Select all lines with the string "ylabel" in them, and copy those lines.

==*==

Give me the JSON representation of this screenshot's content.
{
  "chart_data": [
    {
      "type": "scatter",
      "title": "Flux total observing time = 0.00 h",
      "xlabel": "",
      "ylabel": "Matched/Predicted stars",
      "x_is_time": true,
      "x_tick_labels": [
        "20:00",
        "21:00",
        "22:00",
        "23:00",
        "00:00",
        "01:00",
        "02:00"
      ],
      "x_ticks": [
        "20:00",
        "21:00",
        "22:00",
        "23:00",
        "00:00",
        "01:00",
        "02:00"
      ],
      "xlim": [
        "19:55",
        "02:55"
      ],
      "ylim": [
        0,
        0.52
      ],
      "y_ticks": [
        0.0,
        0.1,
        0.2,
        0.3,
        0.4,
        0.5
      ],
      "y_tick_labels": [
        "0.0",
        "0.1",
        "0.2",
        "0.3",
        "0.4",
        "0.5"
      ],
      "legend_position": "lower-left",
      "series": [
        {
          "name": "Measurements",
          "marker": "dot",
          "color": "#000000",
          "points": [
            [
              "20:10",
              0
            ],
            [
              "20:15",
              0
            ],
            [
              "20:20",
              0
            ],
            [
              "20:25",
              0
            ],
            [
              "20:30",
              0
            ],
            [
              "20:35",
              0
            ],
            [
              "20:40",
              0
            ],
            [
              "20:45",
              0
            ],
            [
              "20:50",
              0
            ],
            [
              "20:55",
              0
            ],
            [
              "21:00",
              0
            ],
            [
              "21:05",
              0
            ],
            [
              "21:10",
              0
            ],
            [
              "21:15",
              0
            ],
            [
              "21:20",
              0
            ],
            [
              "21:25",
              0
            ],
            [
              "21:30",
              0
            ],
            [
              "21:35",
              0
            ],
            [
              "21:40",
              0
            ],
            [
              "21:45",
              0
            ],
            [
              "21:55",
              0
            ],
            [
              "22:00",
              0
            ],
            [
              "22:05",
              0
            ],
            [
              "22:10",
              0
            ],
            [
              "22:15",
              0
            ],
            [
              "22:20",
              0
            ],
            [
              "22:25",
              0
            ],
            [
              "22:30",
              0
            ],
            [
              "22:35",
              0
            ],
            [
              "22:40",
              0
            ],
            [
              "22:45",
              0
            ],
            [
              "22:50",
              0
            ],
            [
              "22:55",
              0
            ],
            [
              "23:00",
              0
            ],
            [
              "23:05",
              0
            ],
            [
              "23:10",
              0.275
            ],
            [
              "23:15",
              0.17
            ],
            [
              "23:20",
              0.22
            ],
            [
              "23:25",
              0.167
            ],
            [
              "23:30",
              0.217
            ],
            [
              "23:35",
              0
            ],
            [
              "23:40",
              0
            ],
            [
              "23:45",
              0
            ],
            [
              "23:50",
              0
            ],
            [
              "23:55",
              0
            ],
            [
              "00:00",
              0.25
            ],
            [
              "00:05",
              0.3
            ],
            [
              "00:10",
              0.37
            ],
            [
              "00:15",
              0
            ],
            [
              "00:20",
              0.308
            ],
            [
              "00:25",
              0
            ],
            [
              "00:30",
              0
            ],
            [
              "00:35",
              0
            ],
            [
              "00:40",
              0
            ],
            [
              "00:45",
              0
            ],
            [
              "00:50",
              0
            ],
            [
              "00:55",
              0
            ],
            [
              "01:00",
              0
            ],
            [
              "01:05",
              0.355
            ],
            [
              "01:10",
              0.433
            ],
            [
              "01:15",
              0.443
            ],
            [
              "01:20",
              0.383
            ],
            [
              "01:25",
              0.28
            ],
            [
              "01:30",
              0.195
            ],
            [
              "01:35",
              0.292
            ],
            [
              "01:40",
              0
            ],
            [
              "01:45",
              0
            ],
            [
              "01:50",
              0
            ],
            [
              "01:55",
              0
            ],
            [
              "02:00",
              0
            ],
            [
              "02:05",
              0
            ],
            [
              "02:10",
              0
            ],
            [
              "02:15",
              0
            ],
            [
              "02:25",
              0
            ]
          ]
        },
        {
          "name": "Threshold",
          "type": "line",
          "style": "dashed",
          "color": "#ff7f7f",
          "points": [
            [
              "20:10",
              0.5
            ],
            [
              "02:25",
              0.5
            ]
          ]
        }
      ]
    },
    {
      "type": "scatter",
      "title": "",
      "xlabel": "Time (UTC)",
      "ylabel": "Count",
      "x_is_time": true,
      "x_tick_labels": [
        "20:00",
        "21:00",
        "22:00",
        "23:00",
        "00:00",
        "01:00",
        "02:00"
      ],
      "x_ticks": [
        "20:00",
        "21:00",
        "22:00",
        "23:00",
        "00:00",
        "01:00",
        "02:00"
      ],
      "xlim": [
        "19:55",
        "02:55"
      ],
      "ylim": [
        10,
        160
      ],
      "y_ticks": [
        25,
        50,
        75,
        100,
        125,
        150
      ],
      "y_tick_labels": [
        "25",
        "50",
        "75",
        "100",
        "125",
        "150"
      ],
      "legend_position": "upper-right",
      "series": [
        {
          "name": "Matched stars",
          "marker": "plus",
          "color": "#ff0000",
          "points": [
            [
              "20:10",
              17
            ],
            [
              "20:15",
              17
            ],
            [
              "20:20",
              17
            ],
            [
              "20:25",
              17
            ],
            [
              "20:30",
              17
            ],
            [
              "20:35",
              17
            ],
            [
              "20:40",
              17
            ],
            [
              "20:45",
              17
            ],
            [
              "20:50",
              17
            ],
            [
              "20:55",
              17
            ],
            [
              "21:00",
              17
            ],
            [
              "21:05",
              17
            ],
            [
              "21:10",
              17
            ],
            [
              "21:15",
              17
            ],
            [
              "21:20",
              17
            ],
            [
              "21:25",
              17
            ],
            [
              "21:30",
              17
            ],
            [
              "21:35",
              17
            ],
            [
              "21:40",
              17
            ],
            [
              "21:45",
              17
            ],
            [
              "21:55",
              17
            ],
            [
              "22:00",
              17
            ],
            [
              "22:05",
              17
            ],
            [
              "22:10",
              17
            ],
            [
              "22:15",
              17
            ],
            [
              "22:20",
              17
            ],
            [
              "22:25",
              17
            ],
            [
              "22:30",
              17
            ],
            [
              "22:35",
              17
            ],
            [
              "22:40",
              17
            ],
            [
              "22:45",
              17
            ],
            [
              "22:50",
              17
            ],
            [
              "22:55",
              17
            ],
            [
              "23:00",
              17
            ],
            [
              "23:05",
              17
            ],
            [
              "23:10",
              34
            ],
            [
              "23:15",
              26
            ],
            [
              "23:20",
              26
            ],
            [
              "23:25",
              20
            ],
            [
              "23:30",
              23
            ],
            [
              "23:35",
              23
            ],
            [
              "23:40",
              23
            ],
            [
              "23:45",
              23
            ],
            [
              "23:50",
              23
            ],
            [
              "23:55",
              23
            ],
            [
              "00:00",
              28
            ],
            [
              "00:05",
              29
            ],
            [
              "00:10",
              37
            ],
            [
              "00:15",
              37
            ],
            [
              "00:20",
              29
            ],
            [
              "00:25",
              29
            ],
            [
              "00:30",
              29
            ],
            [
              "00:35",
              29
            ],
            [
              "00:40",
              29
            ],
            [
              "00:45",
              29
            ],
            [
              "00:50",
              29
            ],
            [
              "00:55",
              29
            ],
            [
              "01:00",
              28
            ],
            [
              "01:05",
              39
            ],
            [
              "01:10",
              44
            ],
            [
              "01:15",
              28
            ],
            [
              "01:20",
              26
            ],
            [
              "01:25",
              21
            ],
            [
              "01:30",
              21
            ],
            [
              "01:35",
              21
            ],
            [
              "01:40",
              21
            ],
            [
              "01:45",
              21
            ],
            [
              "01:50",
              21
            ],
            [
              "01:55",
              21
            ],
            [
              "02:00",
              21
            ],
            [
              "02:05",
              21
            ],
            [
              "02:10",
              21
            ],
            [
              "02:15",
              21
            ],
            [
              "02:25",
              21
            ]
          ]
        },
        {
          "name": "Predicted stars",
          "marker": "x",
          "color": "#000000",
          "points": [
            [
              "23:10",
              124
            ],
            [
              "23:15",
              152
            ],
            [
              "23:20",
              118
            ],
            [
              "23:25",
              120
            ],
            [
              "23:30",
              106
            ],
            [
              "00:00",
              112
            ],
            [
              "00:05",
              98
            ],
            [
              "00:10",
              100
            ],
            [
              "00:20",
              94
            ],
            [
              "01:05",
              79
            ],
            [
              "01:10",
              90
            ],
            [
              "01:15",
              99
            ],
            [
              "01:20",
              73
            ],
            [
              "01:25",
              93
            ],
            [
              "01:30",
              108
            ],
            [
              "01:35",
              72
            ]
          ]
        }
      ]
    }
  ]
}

==*==

Result of the task:
      "ylabel": "Matched/Predicted stars",
      "ylabel": "Count",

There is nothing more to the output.